## START Provided entries

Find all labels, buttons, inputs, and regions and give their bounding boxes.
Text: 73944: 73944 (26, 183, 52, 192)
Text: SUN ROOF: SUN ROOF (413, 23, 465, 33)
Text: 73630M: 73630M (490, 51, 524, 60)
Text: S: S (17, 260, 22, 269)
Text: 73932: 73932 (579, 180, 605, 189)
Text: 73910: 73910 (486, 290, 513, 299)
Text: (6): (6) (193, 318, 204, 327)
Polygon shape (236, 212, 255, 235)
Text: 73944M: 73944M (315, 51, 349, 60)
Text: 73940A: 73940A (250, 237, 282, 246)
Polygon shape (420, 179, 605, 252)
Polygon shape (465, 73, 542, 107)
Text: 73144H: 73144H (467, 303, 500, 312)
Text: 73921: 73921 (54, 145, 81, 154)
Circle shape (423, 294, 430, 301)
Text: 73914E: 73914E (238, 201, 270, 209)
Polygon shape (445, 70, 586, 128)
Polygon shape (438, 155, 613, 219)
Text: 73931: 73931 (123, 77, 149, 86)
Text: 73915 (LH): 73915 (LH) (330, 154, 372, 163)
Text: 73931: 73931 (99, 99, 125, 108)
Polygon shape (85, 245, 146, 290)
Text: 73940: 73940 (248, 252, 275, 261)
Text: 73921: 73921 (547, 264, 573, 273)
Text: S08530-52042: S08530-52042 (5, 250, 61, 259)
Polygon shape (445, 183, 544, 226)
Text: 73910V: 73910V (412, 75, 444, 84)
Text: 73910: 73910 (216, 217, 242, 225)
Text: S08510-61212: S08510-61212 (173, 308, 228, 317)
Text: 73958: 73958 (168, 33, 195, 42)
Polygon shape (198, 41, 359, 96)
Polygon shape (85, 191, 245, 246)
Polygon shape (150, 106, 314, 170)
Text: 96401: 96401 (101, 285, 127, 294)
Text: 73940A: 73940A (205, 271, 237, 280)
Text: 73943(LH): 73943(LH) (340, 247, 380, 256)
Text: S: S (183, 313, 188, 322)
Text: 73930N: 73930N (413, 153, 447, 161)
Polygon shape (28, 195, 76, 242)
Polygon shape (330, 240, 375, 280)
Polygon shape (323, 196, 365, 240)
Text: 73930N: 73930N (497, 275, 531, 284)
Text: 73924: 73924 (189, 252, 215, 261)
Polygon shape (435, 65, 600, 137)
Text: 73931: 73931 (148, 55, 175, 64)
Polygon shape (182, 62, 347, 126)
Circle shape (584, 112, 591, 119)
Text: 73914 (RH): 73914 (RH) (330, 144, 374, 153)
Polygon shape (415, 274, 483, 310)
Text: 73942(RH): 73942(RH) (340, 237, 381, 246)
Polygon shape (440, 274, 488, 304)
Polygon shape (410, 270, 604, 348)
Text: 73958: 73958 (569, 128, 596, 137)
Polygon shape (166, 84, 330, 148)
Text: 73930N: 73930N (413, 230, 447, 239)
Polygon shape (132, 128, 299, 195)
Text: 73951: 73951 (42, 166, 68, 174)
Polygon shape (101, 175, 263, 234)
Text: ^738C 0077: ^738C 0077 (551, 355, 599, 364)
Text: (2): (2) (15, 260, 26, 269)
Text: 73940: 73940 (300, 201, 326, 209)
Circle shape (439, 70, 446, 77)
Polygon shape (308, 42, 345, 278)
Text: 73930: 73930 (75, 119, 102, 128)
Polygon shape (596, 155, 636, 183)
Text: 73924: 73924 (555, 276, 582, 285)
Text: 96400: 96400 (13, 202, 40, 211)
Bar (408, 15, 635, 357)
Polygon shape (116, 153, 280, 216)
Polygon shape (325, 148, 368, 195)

## END Provided entries
## START Provided entries

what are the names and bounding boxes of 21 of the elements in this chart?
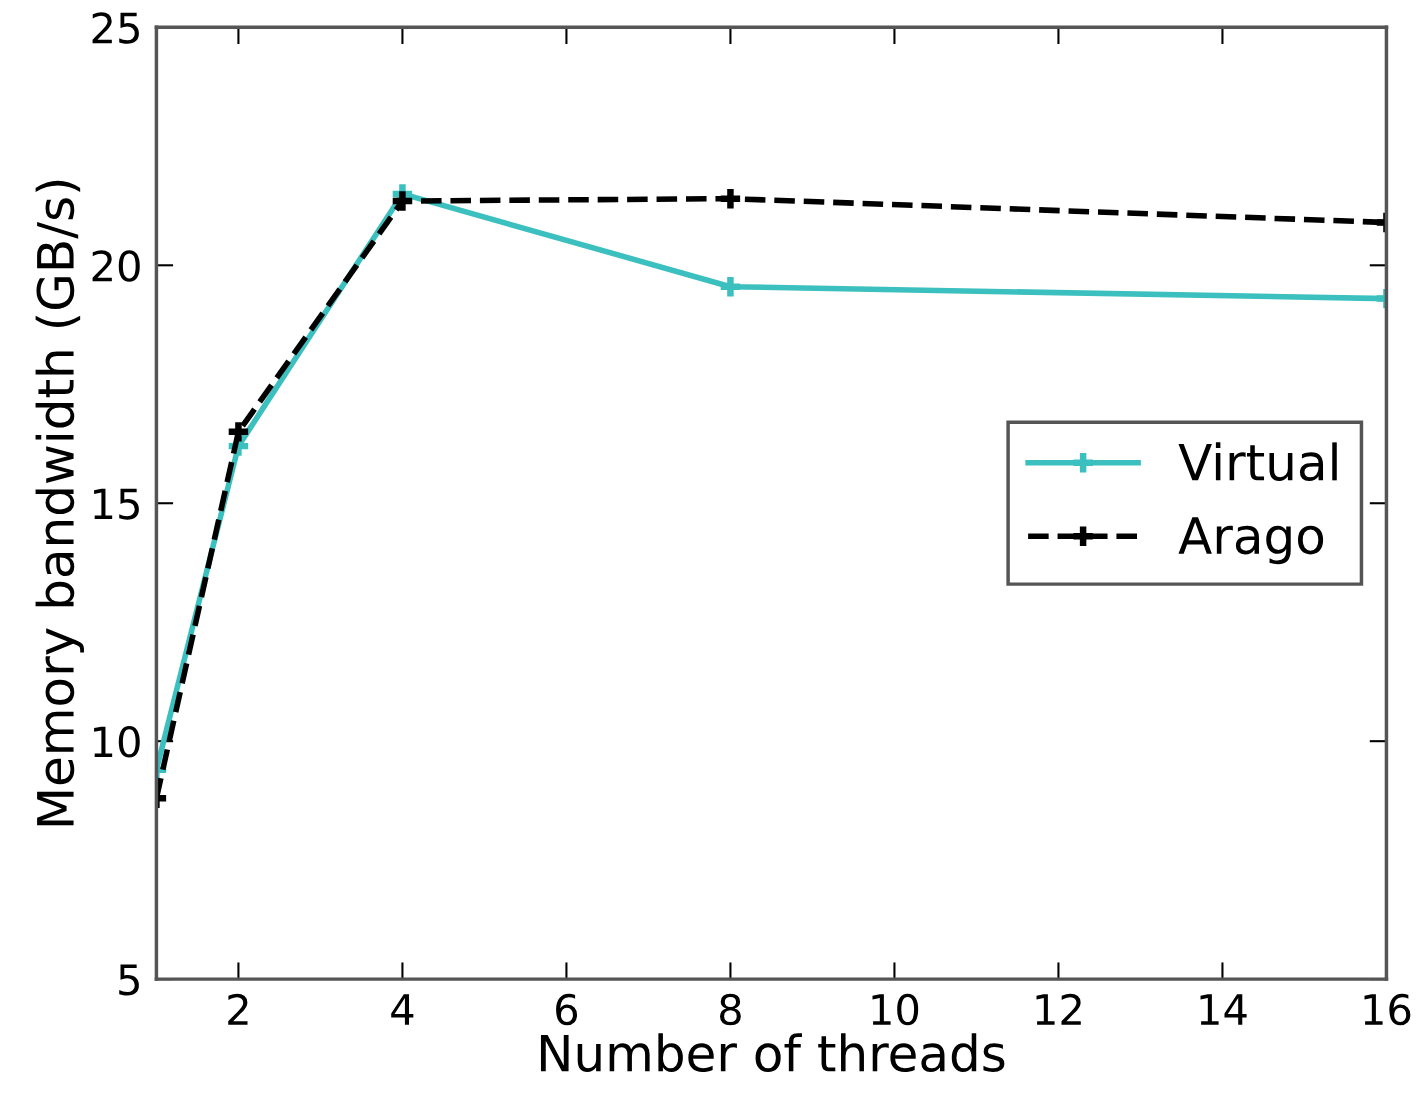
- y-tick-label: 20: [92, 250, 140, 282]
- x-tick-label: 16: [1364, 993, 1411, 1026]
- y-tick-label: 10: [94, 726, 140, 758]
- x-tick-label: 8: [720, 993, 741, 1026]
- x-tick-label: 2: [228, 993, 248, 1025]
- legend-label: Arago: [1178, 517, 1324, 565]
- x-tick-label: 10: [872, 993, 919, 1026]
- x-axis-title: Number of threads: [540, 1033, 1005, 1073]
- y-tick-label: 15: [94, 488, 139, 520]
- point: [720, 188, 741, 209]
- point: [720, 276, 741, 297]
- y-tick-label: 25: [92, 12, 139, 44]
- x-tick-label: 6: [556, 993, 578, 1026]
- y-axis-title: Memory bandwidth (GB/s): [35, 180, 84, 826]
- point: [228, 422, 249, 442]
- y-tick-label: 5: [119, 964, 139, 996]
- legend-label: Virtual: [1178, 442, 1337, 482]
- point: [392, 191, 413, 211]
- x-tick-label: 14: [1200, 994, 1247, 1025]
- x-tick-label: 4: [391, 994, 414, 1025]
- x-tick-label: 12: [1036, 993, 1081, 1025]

## END Provided entries
## START Provided entries

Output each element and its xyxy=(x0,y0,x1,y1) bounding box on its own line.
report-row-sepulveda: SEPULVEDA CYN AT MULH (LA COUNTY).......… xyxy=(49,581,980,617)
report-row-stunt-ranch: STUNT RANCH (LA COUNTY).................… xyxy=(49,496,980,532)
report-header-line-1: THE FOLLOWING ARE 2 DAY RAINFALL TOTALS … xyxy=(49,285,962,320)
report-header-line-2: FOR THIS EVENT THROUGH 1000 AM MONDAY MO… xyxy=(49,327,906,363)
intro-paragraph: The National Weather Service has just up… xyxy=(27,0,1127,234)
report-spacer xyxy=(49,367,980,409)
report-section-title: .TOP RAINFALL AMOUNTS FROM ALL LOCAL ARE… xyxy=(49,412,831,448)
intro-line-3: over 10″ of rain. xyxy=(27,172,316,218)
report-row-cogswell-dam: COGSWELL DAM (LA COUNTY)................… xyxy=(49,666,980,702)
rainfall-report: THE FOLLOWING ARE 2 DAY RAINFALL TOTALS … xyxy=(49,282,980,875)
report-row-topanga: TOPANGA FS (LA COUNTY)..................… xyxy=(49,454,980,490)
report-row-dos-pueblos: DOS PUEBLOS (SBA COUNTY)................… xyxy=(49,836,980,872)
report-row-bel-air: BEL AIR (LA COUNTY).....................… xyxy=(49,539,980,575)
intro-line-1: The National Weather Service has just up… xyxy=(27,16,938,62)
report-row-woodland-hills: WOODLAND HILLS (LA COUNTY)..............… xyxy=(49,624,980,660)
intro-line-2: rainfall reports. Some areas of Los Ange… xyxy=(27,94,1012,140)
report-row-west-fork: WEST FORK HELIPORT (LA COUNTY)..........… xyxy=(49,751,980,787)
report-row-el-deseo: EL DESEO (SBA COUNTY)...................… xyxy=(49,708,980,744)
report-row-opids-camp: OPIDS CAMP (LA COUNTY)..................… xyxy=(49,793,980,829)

## END Provided entries

What you are asked to do:
Swap "LA COUNTY" for "LOS ANGELES COUNTY" in everything from the line containing "Output each element" down to the line containing "report-row-opids-camp: OPIDS CAMP", and reproduce only those lines with nothing else altered.

Expected answer:
Output each element and its xyxy=(x0,y0,x1,y1) bounding box on its own line.
report-row-sepulveda: SEPULVEDA CYN AT MULH (LOS ANGELES COUNTY).......… xyxy=(49,581,980,617)
report-row-stunt-ranch: STUNT RANCH (LOS ANGELES COUNTY).................… xyxy=(49,496,980,532)
report-header-line-1: THE FOLLOWING ARE 2 DAY RAINFALL TOTALS … xyxy=(49,285,962,320)
report-header-line-2: FOR THIS EVENT THROUGH 1000 AM MONDAY MO… xyxy=(49,327,906,363)
intro-paragraph: The National Weather Service has just up… xyxy=(27,0,1127,234)
report-spacer xyxy=(49,367,980,409)
report-section-title: .TOP RAINFALL AMOUNTS FROM ALL LOCAL ARE… xyxy=(49,412,831,448)
intro-line-3: over 10″ of rain. xyxy=(27,172,316,218)
report-row-cogswell-dam: COGSWELL DAM (LOS ANGELES COUNTY)................… xyxy=(49,666,980,702)
rainfall-report: THE FOLLOWING ARE 2 DAY RAINFALL TOTALS … xyxy=(49,282,980,875)
report-row-topanga: TOPANGA FS (LOS ANGELES COUNTY)..................… xyxy=(49,454,980,490)
report-row-dos-pueblos: DOS PUEBLOS (SBA COUNTY)................… xyxy=(49,836,980,872)
report-row-bel-air: BEL AIR (LOS ANGELES COUNTY).....................… xyxy=(49,539,980,575)
intro-line-1: The National Weather Service has just up… xyxy=(27,16,938,62)
report-row-woodland-hills: WOODLAND HILLS (LOS ANGELES COUNTY)..............… xyxy=(49,624,980,660)
intro-line-2: rainfall reports. Some areas of Los Ange… xyxy=(27,94,1012,140)
report-row-west-fork: WEST FORK HELIPORT (LOS ANGELES COUNTY)..........… xyxy=(49,751,980,787)
report-row-el-deseo: EL DESEO (SBA COUNTY)...................… xyxy=(49,708,980,744)
report-row-opids-camp: OPIDS CAMP (LOS ANGELES COUNTY)..................… xyxy=(49,793,980,829)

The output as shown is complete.